• **Records provided**
--- Start ---

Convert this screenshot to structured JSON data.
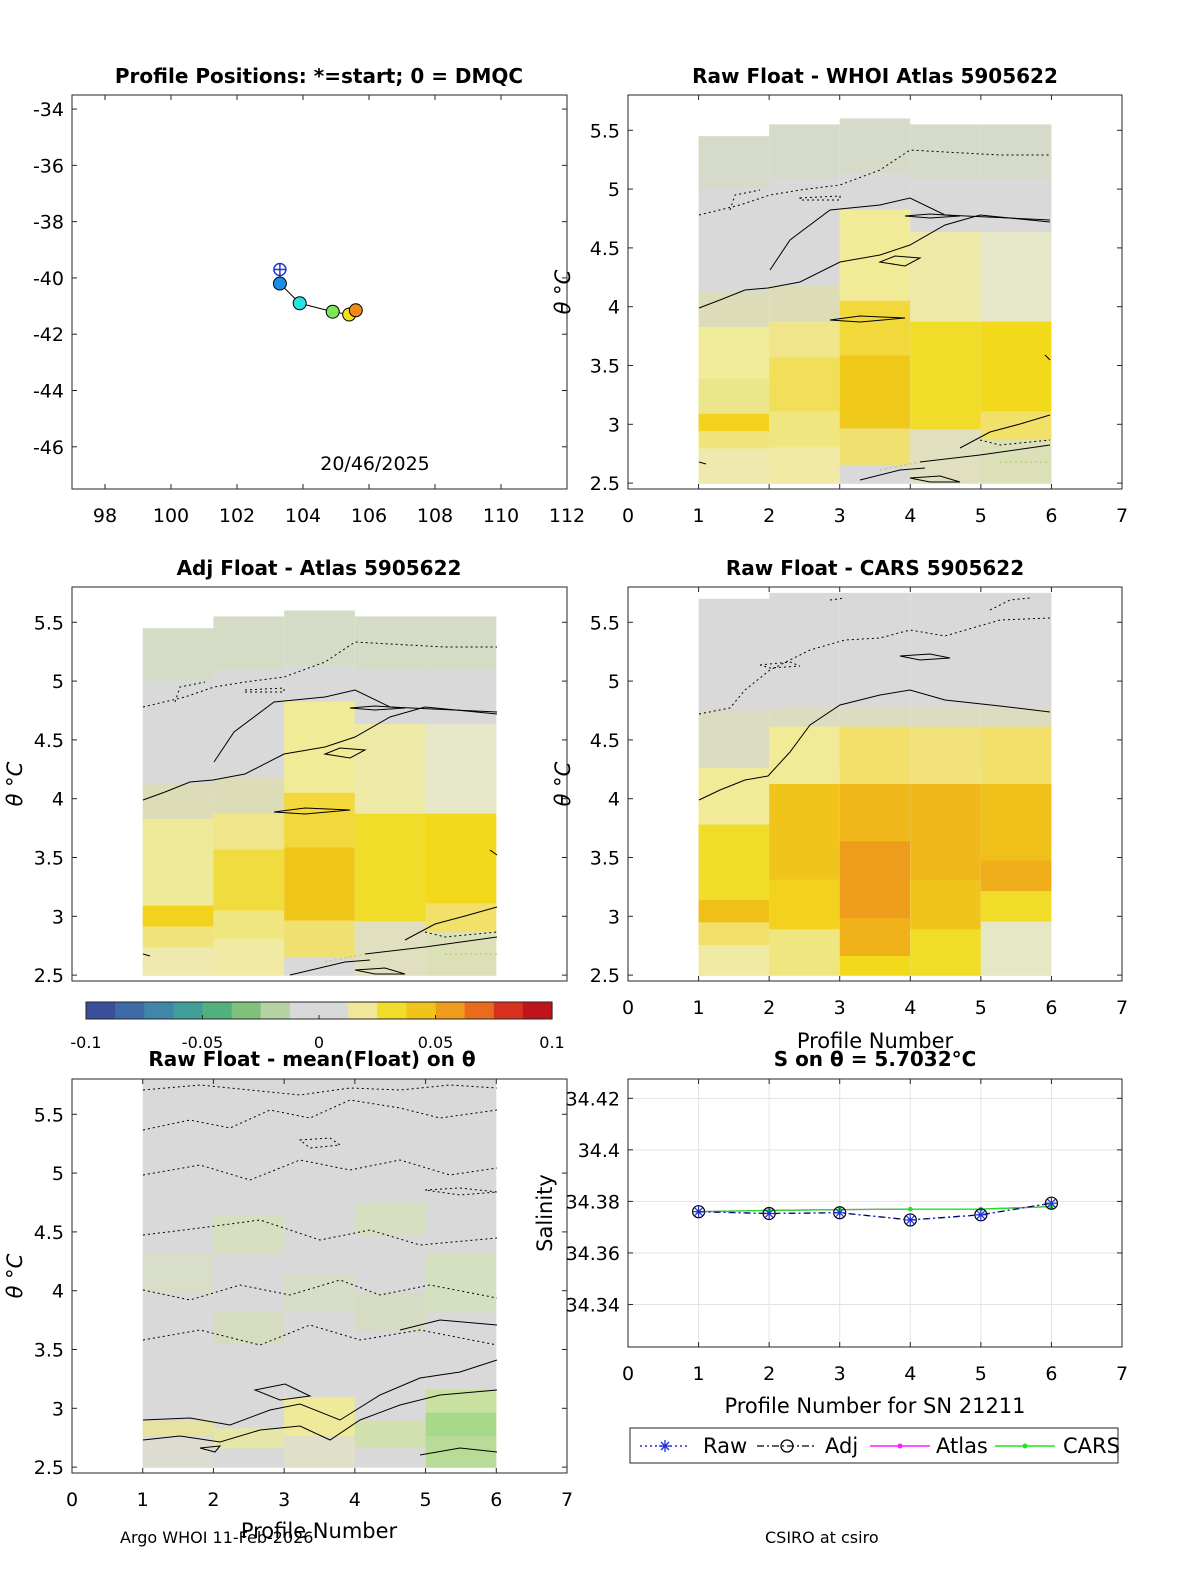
{
  "chart_data": [
    {
      "type": "scatter",
      "title": "Profile Positions: *=start; 0 = DMQC",
      "xlim": [
        97,
        112
      ],
      "ylim": [
        -47.5,
        -33.5
      ],
      "xticks": [
        "98",
        "100",
        "102",
        "104",
        "106",
        "108",
        "110",
        "112"
      ],
      "yticks": [
        "-34",
        "-36",
        "-38",
        "-40",
        "-42",
        "-44",
        "-46"
      ],
      "annotation": "20/46/2025",
      "track": {
        "lon": [
          103.3,
          103.3,
          103.9,
          104.9,
          105.4,
          105.6
        ],
        "lat": [
          -39.7,
          -40.2,
          -40.9,
          -41.2,
          -41.3,
          -41.15
        ],
        "colors": [
          "#1f3bd1",
          "#1b8fe6",
          "#29e3e3",
          "#7de55a",
          "#f2e01a",
          "#f08a1a"
        ]
      }
    },
    {
      "type": "heatmap",
      "title": "Raw Float - WHOI Atlas  5905622",
      "xlim": [
        0,
        7
      ],
      "ylim": [
        2.45,
        5.8
      ],
      "xticks": [
        "0",
        "1",
        "2",
        "3",
        "4",
        "5",
        "6",
        "7"
      ],
      "yticks": [
        "2.5",
        "3",
        "3.5",
        "4",
        "4.5",
        "5",
        "5.5"
      ],
      "ylabel": "θ °C"
    },
    {
      "type": "heatmap",
      "title": "Adj Float - Atlas  5905622",
      "xlim": [
        0,
        7
      ],
      "ylim": [
        2.45,
        5.8
      ],
      "yticks": [
        "2.5",
        "3",
        "3.5",
        "4",
        "4.5",
        "5",
        "5.5"
      ],
      "ylabel": "θ °C",
      "colorbar": {
        "range": [
          -0.1,
          0.1
        ],
        "ticks": [
          "-0.1",
          "-0.05",
          "0",
          "0.05",
          "0.1"
        ]
      }
    },
    {
      "type": "heatmap",
      "title": "Raw Float - CARS  5905622",
      "xlim": [
        0,
        7
      ],
      "ylim": [
        2.45,
        5.8
      ],
      "xticks": [
        "0",
        "1",
        "2",
        "3",
        "4",
        "5",
        "6",
        "7"
      ],
      "yticks": [
        "2.5",
        "3",
        "3.5",
        "4",
        "4.5",
        "5",
        "5.5"
      ],
      "xlabel": "Profile Number",
      "ylabel": "θ °C"
    },
    {
      "type": "heatmap",
      "title": "Raw Float - mean(Float) on θ",
      "xlim": [
        0,
        7
      ],
      "ylim": [
        2.45,
        5.8
      ],
      "xticks": [
        "0",
        "1",
        "2",
        "3",
        "4",
        "5",
        "6",
        "7"
      ],
      "yticks": [
        "2.5",
        "3",
        "3.5",
        "4",
        "4.5",
        "5",
        "5.5"
      ],
      "xlabel": "Profile Number",
      "ylabel": "θ °C"
    },
    {
      "type": "line",
      "title": "S on θ = 5.7032°C",
      "xlabel": "Profile Number for SN 21211",
      "ylabel": "Salinity",
      "xlim": [
        0,
        7
      ],
      "ylim": [
        34.3235,
        34.4275
      ],
      "xticks": [
        "0",
        "1",
        "2",
        "3",
        "4",
        "5",
        "6",
        "7"
      ],
      "yticks": [
        "34.34",
        "34.36",
        "34.38",
        "34.4",
        "34.42"
      ],
      "grid": true,
      "legend_position": "bottom",
      "x": [
        1,
        2,
        3,
        4,
        5,
        6
      ],
      "series": [
        {
          "name": "Raw",
          "values": [
            34.376,
            34.3753,
            34.3756,
            34.3728,
            34.3748,
            34.3793
          ]
        },
        {
          "name": "Adj",
          "values": [
            34.376,
            34.3753,
            34.3756,
            34.3728,
            34.3748,
            34.3793
          ]
        },
        {
          "name": "Atlas",
          "values": [
            34.376,
            34.3765,
            34.3768,
            34.377,
            34.377,
            34.378
          ]
        },
        {
          "name": "CARS",
          "values": [
            34.376,
            34.3765,
            34.3768,
            34.377,
            34.377,
            34.378
          ]
        }
      ]
    }
  ],
  "footer": {
    "left": "Argo WHOI 11-Feb-2026",
    "right": "CSIRO at csiro"
  }
}
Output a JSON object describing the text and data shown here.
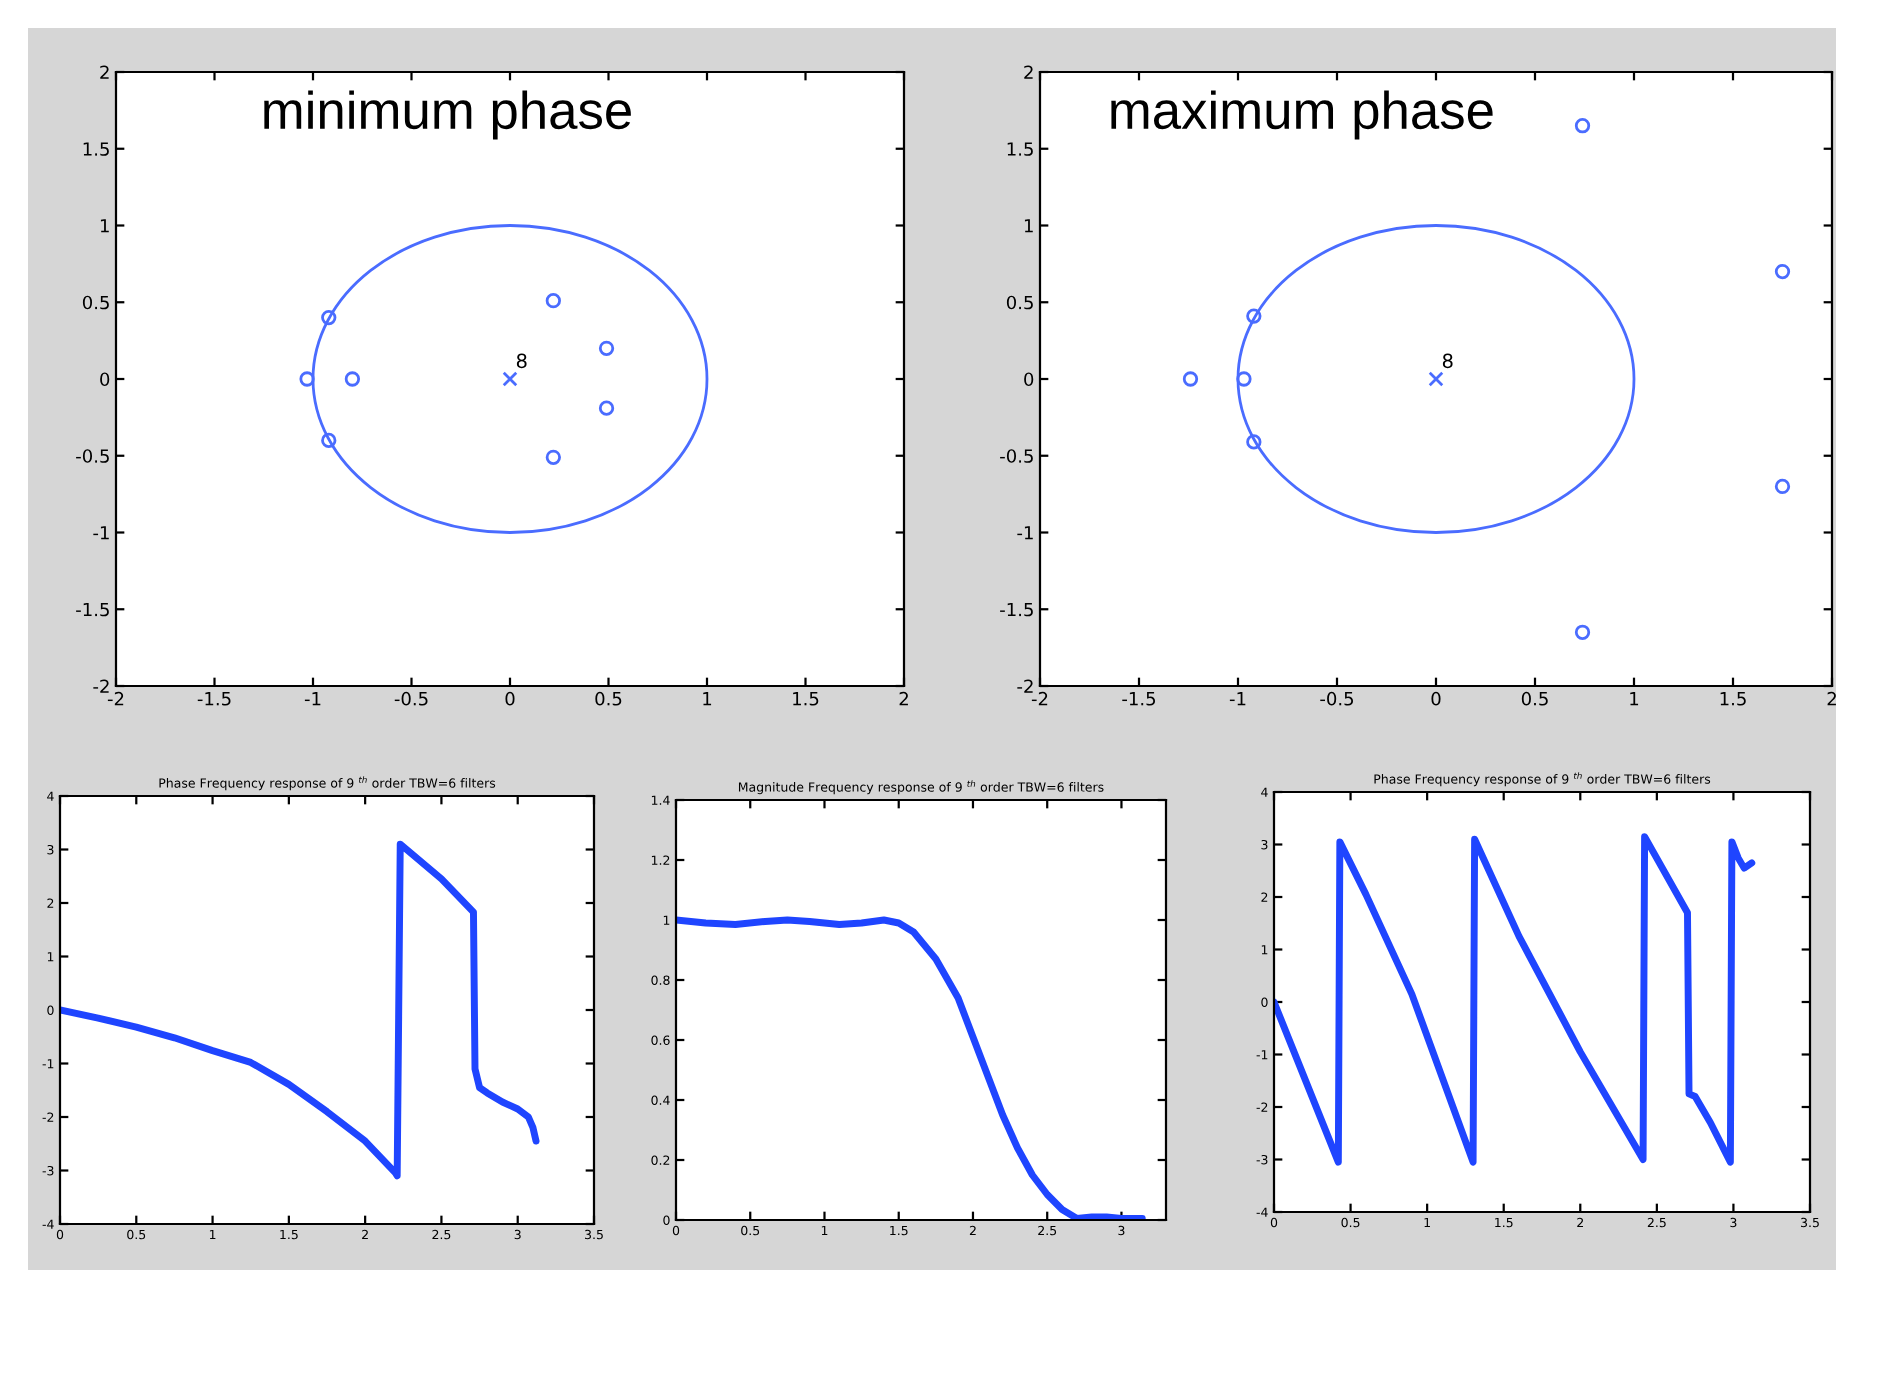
{
  "chart_data": [
    {
      "type": "scatter",
      "title": "minimum phase",
      "xlim": [
        -2,
        2
      ],
      "ylim": [
        -2,
        2
      ],
      "xticks": [
        -2,
        -1.5,
        -1,
        -0.5,
        0,
        0.5,
        1,
        1.5,
        2
      ],
      "yticks": [
        -2,
        -1.5,
        -1,
        -0.5,
        0,
        0.5,
        1,
        1.5,
        2
      ],
      "grid": false,
      "annotations": [
        {
          "text": "8",
          "x": 0,
          "y": 0
        }
      ],
      "series": [
        {
          "type": "scatter",
          "color": "#4a6cff",
          "marker": "circle",
          "x": [
            -1.03,
            -0.8,
            -0.92,
            -0.92,
            0.22,
            0.22,
            0.49,
            0.49
          ],
          "values": [
            0,
            0,
            0.4,
            -0.4,
            0.51,
            -0.51,
            0.2,
            -0.19
          ]
        },
        {
          "type": "scatter",
          "color": "#4a6cff",
          "marker": "cross",
          "x": [
            0
          ],
          "values": [
            0
          ]
        }
      ]
    },
    {
      "type": "scatter",
      "title": "maximum phase",
      "xlim": [
        -2,
        2
      ],
      "ylim": [
        -2,
        2
      ],
      "xticks": [
        -2,
        -1.5,
        -1,
        -0.5,
        0,
        0.5,
        1,
        1.5,
        2
      ],
      "yticks": [
        -2,
        -1.5,
        -1,
        -0.5,
        0,
        0.5,
        1,
        1.5,
        2
      ],
      "grid": false,
      "annotations": [
        {
          "text": "8",
          "x": 0,
          "y": 0
        }
      ],
      "series": [
        {
          "type": "scatter",
          "color": "#4a6cff",
          "marker": "circle",
          "x": [
            -1.24,
            -0.97,
            -0.92,
            -0.92,
            0.74,
            0.74,
            1.75,
            1.75
          ],
          "values": [
            0,
            0,
            0.41,
            -0.41,
            1.65,
            -1.65,
            0.7,
            -0.7
          ]
        },
        {
          "type": "scatter",
          "color": "#4a6cff",
          "marker": "cross",
          "x": [
            0
          ],
          "values": [
            0
          ]
        }
      ]
    },
    {
      "type": "line",
      "title": "Phase Frequency response of 9 $^{th}$ order TBW=6 filters",
      "xlim": [
        0,
        3.5
      ],
      "ylim": [
        -4,
        4
      ],
      "xticks": [
        0,
        0.5,
        1,
        1.5,
        2,
        2.5,
        3,
        3.5
      ],
      "yticks": [
        -4,
        -3,
        -2,
        -1,
        0,
        1,
        2,
        3,
        4
      ],
      "grid": false,
      "marker": "none",
      "line_style": "solid",
      "series": [
        {
          "color": "#1f45ff",
          "x": [
            0,
            0.25,
            0.5,
            0.75,
            1.0,
            1.25,
            1.5,
            1.75,
            2.0,
            2.2,
            2.21,
            2.23,
            2.5,
            2.71,
            2.72,
            2.75,
            2.8,
            2.9,
            3.0,
            3.07,
            3.1,
            3.12
          ],
          "values": [
            0,
            -0.15,
            -0.32,
            -0.52,
            -0.76,
            -0.98,
            -1.39,
            -1.9,
            -2.45,
            -3.05,
            -3.1,
            3.1,
            2.45,
            1.83,
            -1.1,
            -1.45,
            -1.55,
            -1.72,
            -1.85,
            -2.0,
            -2.2,
            -2.45
          ]
        }
      ]
    },
    {
      "type": "line",
      "title": "Magnitude Frequency response of 9 $^{th}$ order TBW=6 filters",
      "xlim": [
        0,
        3.3
      ],
      "ylim": [
        0,
        1.4
      ],
      "xticks": [
        0,
        0.5,
        1,
        1.5,
        2,
        2.5,
        3
      ],
      "yticks": [
        0,
        0.2,
        0.4,
        0.6,
        0.8,
        1,
        1.2,
        1.4
      ],
      "grid": false,
      "marker": "none",
      "line_style": "solid",
      "series": [
        {
          "color": "#1f45ff",
          "x": [
            0,
            0.2,
            0.4,
            0.6,
            0.75,
            0.9,
            1.1,
            1.25,
            1.4,
            1.5,
            1.6,
            1.75,
            1.9,
            2.0,
            2.1,
            2.2,
            2.3,
            2.4,
            2.5,
            2.6,
            2.7,
            2.8,
            2.9,
            3.0,
            3.14
          ],
          "values": [
            1.0,
            0.99,
            0.985,
            0.995,
            1.0,
            0.995,
            0.985,
            0.99,
            1.0,
            0.99,
            0.96,
            0.87,
            0.74,
            0.61,
            0.48,
            0.35,
            0.24,
            0.15,
            0.085,
            0.035,
            0.005,
            0.01,
            0.01,
            0.005,
            0.005
          ]
        }
      ]
    },
    {
      "type": "line",
      "title": "Phase Frequency response of 9 $^{th}$ order TBW=6 filters",
      "xlim": [
        0,
        3.5
      ],
      "ylim": [
        -4,
        4
      ],
      "xticks": [
        0,
        0.5,
        1,
        1.5,
        2,
        2.5,
        3,
        3.5
      ],
      "yticks": [
        -4,
        -3,
        -2,
        -1,
        0,
        1,
        2,
        3,
        4
      ],
      "grid": false,
      "marker": "none",
      "line_style": "solid",
      "series": [
        {
          "color": "#1f45ff",
          "x": [
            0,
            0.42,
            0.43,
            0.6,
            0.9,
            1.3,
            1.31,
            1.6,
            2.0,
            2.41,
            2.42,
            2.7,
            2.71,
            2.75,
            2.85,
            2.98,
            2.99,
            3.03,
            3.07,
            3.12
          ],
          "values": [
            0,
            -3.05,
            3.05,
            2.05,
            0.15,
            -3.05,
            3.1,
            1.25,
            -0.95,
            -3.0,
            3.15,
            1.7,
            -1.75,
            -1.8,
            -2.3,
            -3.05,
            3.05,
            2.75,
            2.55,
            2.65
          ]
        }
      ]
    }
  ]
}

--- End ---

• **Short problem**
Pick out and copy the lines of the material that include the word "Atlas".

• **Exercise response**
      "title": "Raw Float - WHOI Atlas  5905622",
      "title": "Adj Float - Atlas  5905622",
          "name": "Atlas",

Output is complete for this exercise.